Data entries:
════════════════════

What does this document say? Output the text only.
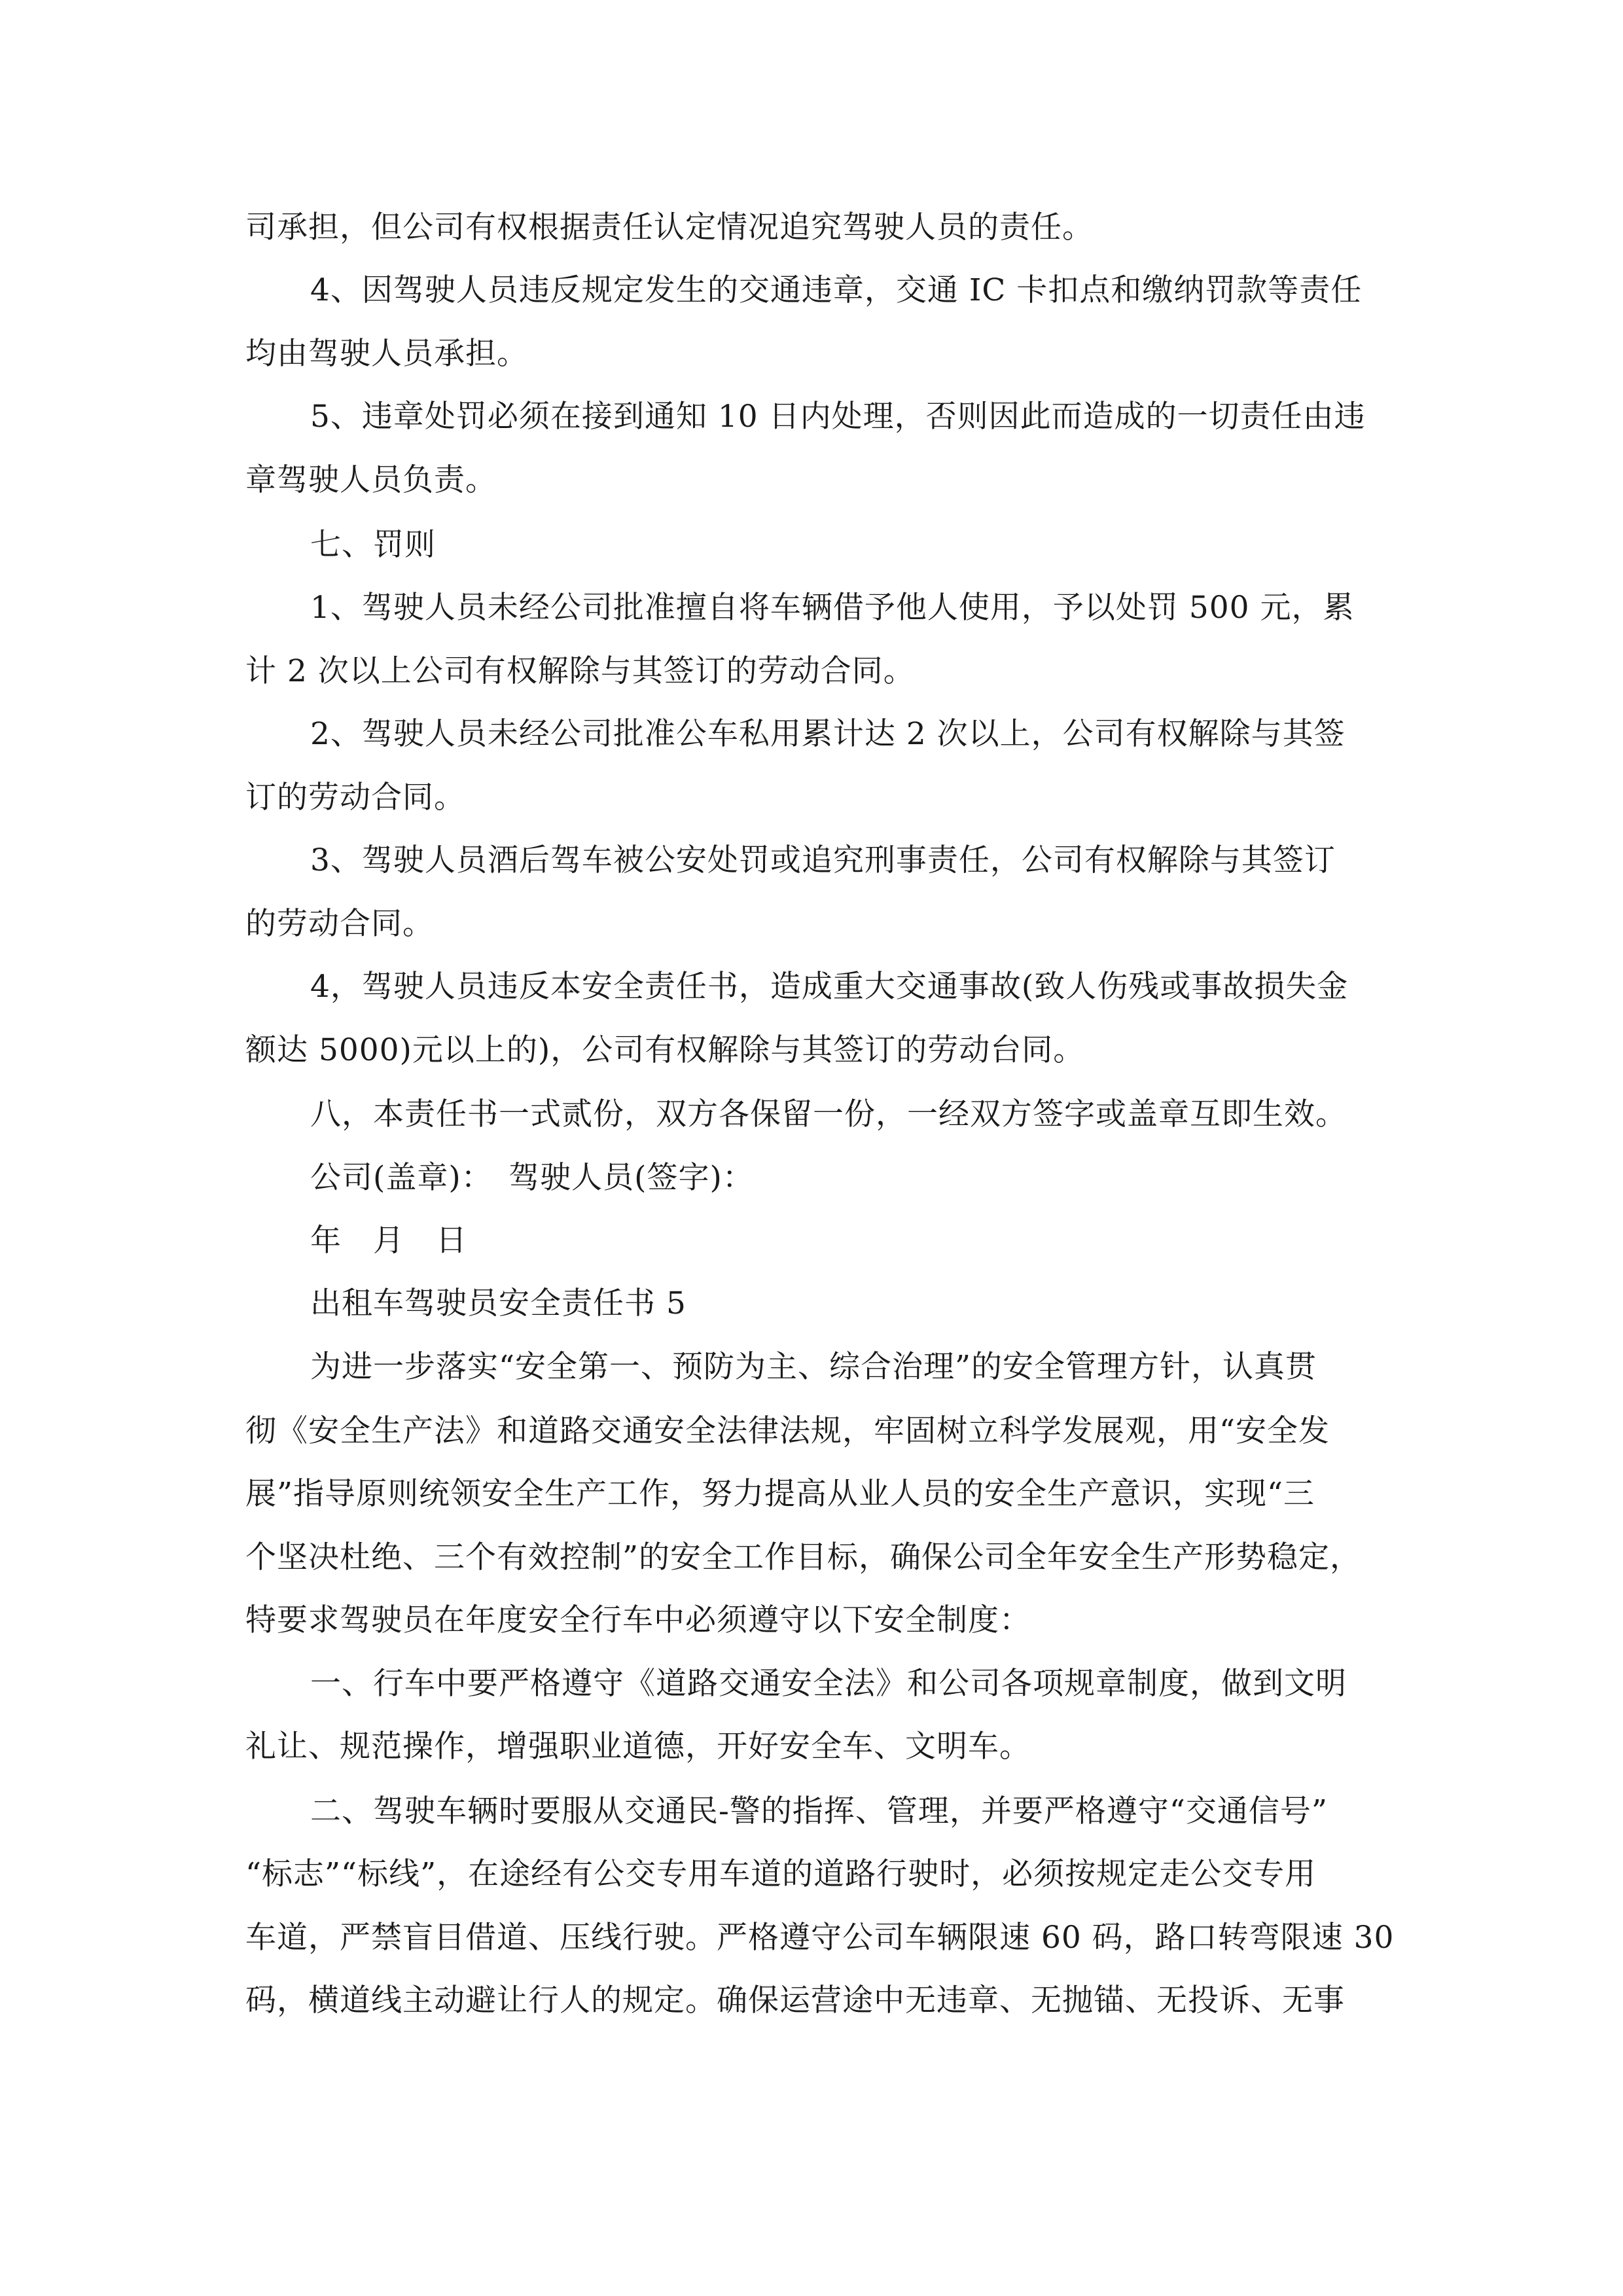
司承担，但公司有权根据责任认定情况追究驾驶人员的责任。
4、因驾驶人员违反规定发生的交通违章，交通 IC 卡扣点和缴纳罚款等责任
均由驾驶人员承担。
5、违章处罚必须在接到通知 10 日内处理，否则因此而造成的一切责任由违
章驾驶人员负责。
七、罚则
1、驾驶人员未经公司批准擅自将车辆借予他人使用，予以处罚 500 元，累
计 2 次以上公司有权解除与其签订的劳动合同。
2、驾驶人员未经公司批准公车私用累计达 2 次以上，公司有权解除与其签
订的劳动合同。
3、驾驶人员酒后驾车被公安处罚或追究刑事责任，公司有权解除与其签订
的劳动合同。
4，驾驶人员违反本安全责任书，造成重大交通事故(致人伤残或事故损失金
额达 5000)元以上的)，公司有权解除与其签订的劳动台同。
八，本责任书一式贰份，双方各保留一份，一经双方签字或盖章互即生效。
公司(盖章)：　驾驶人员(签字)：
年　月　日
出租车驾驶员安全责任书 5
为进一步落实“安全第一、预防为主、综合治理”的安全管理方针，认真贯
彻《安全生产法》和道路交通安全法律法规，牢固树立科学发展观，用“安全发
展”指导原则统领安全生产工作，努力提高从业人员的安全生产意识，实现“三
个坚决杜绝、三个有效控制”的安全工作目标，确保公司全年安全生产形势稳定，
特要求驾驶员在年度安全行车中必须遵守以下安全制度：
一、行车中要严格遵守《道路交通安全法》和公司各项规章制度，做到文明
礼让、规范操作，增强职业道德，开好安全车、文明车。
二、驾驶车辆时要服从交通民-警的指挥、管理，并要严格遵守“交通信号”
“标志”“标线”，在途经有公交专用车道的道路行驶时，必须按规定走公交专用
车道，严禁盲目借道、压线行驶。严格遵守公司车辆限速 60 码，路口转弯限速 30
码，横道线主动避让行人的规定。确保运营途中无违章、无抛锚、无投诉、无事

════════════════════

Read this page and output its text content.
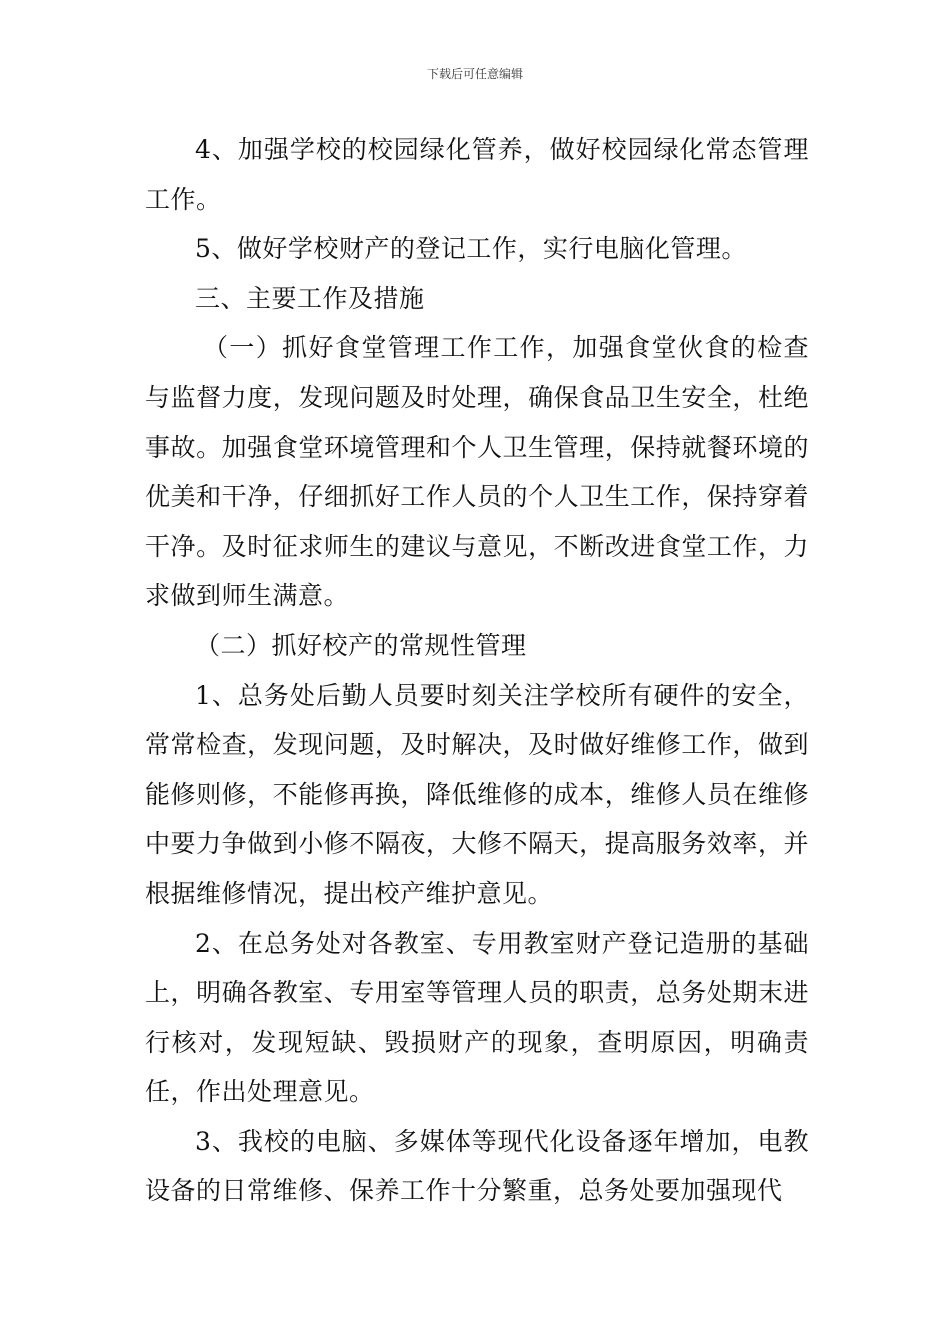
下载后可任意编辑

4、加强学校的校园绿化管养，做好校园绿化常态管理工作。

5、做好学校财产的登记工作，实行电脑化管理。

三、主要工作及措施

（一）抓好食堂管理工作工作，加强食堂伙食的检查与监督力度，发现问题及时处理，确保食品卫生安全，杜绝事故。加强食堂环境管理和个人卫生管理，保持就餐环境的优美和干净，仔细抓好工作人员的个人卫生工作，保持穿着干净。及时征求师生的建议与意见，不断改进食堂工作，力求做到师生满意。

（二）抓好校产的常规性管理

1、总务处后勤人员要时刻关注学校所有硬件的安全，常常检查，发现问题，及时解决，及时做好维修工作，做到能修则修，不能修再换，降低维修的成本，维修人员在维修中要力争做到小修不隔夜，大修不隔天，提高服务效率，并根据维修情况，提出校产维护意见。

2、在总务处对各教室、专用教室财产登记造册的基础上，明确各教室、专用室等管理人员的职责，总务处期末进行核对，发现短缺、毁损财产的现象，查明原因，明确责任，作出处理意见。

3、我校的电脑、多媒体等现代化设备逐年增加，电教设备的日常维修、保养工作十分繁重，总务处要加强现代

════════════════════

SET TASK - Gather all lines from the listing above in which "this" occurs.

CORRECT ANSWER -
What does this document say? Output the text only.
Read this page and output its text content.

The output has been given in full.